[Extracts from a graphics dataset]

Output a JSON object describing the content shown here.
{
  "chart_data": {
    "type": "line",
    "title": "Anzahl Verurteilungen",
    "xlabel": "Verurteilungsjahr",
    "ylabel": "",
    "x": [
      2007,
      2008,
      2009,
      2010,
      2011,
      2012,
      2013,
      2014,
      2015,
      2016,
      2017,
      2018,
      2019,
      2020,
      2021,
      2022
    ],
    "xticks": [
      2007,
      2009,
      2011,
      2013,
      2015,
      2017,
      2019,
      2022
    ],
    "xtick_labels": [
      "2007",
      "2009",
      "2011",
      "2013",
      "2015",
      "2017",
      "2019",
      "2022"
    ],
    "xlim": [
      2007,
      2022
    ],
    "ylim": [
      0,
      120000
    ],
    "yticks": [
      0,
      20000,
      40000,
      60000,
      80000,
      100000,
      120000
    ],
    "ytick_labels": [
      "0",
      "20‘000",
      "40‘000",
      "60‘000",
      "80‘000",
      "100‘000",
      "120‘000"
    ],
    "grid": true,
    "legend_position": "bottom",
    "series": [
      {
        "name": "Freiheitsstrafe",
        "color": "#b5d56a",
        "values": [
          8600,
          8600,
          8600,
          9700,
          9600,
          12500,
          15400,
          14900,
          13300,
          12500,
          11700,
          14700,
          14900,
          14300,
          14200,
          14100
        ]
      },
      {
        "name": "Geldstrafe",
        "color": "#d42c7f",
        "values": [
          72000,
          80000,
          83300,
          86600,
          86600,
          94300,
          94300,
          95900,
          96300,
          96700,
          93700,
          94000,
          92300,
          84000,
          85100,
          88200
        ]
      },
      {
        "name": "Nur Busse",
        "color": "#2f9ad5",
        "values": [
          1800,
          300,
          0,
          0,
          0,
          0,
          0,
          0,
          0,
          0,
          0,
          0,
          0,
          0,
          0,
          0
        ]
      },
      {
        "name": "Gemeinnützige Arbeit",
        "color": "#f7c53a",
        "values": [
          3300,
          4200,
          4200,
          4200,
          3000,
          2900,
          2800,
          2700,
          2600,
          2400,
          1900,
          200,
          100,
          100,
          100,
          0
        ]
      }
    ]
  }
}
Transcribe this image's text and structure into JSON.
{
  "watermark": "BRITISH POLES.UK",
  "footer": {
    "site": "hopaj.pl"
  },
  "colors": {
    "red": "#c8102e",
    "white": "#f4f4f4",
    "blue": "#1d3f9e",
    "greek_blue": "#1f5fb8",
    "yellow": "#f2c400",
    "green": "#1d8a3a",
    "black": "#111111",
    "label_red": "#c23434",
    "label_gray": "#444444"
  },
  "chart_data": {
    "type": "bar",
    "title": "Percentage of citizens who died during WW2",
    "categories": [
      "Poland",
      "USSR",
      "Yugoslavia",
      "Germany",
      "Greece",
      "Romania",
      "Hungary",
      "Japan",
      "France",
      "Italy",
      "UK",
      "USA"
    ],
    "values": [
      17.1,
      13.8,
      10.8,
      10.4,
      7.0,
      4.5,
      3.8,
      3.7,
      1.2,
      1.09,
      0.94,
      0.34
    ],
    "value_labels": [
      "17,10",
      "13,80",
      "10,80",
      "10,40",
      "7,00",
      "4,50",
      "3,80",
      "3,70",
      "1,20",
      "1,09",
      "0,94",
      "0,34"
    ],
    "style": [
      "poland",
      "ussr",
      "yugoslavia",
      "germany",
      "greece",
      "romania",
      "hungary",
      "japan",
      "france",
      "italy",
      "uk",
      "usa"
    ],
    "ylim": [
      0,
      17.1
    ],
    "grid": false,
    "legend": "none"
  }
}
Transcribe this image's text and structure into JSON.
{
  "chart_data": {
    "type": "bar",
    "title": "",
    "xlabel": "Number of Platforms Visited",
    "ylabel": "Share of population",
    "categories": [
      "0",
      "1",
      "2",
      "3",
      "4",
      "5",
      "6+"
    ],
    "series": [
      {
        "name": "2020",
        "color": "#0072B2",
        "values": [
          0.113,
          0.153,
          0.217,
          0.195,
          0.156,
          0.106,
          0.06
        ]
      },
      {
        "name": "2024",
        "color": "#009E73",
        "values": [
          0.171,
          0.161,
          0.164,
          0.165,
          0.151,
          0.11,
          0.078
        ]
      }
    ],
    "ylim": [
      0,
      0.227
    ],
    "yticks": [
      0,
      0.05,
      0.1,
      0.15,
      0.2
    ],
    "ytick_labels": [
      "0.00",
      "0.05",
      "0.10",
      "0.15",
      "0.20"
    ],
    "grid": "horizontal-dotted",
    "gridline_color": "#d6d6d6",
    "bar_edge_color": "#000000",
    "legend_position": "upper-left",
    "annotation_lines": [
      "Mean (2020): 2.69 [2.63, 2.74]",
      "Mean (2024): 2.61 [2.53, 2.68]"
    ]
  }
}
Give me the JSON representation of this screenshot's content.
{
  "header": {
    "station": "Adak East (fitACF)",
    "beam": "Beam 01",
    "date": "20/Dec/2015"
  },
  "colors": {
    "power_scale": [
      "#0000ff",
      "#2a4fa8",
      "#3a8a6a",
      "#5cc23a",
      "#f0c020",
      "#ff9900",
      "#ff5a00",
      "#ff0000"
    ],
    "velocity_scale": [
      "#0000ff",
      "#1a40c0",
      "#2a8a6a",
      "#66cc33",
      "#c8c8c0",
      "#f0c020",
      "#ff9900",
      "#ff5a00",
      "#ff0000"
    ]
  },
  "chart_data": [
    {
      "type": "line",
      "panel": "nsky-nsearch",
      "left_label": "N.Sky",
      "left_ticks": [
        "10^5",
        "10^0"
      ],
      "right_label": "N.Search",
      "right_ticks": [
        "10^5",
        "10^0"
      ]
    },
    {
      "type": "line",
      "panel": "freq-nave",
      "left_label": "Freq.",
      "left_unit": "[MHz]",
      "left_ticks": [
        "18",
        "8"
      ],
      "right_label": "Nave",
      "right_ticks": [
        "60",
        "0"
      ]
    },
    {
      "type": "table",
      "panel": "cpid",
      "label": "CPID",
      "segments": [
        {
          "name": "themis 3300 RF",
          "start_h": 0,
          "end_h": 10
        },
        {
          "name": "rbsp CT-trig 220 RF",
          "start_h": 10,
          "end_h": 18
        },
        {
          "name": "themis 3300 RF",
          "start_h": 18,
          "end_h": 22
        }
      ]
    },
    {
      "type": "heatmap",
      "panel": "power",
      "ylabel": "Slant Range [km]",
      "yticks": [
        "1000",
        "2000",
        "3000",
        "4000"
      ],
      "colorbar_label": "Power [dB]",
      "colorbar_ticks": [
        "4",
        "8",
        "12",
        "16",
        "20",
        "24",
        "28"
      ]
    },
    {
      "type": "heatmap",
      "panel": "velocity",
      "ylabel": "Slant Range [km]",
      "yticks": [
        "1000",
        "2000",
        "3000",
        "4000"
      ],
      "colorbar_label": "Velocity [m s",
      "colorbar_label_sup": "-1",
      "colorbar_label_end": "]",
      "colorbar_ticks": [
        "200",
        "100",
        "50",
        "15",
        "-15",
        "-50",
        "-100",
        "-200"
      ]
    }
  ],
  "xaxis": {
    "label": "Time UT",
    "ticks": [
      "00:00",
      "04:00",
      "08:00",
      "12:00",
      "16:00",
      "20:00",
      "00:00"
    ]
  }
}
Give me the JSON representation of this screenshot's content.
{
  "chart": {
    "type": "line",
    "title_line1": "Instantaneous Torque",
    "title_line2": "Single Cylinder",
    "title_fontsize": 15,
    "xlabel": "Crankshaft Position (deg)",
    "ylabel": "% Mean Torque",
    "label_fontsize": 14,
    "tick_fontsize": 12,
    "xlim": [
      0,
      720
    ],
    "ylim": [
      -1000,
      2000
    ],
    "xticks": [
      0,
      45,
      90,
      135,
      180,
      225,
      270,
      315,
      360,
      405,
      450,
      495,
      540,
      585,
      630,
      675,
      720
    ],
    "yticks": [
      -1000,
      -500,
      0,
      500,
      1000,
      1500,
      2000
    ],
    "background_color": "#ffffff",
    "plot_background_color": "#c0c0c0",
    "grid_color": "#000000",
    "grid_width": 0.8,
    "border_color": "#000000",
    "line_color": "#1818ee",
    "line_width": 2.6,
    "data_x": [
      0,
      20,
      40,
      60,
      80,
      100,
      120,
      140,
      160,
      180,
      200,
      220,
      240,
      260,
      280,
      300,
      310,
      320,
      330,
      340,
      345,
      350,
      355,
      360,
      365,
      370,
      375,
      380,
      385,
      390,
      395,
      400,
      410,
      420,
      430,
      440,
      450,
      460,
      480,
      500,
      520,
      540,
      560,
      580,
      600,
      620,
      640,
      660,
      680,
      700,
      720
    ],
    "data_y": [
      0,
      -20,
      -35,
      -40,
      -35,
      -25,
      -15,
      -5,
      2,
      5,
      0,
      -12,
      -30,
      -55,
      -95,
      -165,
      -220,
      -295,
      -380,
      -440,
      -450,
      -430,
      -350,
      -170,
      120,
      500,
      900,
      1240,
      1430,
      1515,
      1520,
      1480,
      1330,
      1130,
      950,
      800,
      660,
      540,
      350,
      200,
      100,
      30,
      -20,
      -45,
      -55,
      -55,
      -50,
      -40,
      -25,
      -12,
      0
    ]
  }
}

TASK DESCRIPTION - Where a line above includes "xlabel", copy that line.

EXERCISE ANSWER -
    "xlabel": "Verurteilungsjahr",
    "xlabel": "Number of Platforms Visited",
    "xlabel": "Crankshaft Position (deg)",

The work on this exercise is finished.